_EXTRACTED MATERIAL_.
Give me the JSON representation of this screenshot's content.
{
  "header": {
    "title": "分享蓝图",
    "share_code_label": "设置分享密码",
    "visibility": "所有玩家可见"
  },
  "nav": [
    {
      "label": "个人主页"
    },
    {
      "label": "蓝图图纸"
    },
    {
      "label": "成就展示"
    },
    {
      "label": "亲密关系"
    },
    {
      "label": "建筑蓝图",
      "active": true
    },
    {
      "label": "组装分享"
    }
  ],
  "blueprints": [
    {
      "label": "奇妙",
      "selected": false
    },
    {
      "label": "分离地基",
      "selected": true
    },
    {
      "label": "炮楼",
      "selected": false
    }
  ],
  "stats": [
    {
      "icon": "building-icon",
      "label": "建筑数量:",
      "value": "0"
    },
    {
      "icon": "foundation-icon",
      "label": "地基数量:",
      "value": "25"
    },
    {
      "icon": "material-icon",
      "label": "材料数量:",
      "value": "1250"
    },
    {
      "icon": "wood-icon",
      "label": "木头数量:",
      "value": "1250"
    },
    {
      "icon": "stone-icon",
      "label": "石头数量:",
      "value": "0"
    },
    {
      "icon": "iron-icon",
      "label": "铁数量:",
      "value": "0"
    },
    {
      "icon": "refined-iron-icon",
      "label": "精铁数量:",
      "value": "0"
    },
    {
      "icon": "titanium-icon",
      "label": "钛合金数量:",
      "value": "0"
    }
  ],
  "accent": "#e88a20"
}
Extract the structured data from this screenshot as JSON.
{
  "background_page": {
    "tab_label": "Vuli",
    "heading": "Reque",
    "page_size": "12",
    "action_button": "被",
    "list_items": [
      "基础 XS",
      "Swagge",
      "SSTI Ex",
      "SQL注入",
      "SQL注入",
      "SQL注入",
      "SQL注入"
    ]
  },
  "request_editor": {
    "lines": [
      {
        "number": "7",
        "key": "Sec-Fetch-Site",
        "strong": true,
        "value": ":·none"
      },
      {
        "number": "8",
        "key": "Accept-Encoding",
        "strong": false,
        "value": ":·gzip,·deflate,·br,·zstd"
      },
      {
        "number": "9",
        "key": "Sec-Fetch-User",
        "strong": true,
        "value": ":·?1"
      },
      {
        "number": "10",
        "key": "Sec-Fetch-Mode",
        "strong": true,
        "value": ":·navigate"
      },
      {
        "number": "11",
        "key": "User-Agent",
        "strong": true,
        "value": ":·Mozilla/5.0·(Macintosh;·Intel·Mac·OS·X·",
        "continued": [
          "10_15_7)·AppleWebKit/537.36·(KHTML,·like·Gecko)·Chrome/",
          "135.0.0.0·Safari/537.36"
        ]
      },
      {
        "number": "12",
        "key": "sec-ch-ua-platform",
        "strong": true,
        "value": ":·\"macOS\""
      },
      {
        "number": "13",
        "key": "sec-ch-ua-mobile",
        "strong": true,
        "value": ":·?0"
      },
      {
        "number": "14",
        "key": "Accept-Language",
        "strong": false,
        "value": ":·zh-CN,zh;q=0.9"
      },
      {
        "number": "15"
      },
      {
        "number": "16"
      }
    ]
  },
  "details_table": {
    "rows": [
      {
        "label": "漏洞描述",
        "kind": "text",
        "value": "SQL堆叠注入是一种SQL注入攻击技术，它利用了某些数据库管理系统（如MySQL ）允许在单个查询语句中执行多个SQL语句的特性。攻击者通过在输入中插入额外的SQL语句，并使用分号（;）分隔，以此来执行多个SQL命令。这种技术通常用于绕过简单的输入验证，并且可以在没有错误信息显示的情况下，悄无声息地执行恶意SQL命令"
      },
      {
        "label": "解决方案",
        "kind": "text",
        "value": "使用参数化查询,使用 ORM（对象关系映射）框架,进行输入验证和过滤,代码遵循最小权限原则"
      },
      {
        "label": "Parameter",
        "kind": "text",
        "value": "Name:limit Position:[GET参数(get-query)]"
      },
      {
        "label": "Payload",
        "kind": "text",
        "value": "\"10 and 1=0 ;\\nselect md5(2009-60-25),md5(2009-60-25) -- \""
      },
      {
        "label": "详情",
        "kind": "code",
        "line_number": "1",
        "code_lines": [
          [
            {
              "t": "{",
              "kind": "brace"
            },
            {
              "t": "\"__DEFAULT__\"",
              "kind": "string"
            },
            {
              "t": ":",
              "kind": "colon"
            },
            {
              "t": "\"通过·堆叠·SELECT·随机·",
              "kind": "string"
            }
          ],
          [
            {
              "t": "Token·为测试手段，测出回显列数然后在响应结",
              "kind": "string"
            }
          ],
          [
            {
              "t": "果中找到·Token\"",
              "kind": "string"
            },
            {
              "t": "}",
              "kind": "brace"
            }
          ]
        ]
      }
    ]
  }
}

_EXERCISE_. From the data above, copy each line that holds "screenshot".

_SOLUTION FOR THIS EXERCISE_.
Give me the JSON representation of this screenshot's content.
Extract the structured data from this screenshot as JSON.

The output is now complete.